_INPUT MATERIAL_:
....
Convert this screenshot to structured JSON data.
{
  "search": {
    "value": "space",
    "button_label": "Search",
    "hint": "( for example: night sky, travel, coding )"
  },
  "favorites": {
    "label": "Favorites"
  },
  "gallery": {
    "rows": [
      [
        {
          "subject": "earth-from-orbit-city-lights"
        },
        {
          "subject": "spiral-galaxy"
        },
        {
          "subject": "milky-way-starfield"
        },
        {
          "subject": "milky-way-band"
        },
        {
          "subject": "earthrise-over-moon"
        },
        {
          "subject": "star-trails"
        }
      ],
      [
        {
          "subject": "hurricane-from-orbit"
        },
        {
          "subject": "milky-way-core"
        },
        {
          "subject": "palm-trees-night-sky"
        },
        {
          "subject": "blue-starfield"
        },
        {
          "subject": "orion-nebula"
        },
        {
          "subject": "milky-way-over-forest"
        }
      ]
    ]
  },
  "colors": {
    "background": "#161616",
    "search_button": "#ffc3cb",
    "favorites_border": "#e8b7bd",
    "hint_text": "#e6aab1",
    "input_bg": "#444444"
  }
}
....
_WHAT IS EXPECTED_: Reproduce all of the material above word for word.

_FINISHED EXERCISE_:
Convert this screenshot to structured JSON data.
{
  "search": {
    "value": "space",
    "button_label": "Search",
    "hint": "( for example: night sky, travel, coding )"
  },
  "favorites": {
    "label": "Favorites"
  },
  "gallery": {
    "rows": [
      [
        {
          "subject": "earth-from-orbit-city-lights"
        },
        {
          "subject": "spiral-galaxy"
        },
        {
          "subject": "milky-way-starfield"
        },
        {
          "subject": "milky-way-band"
        },
        {
          "subject": "earthrise-over-moon"
        },
        {
          "subject": "star-trails"
        }
      ],
      [
        {
          "subject": "hurricane-from-orbit"
        },
        {
          "subject": "milky-way-core"
        },
        {
          "subject": "palm-trees-night-sky"
        },
        {
          "subject": "blue-starfield"
        },
        {
          "subject": "orion-nebula"
        },
        {
          "subject": "milky-way-over-forest"
        }
      ]
    ]
  },
  "colors": {
    "background": "#161616",
    "search_button": "#ffc3cb",
    "favorites_border": "#e8b7bd",
    "hint_text": "#e6aab1",
    "input_bg": "#444444"
  }
}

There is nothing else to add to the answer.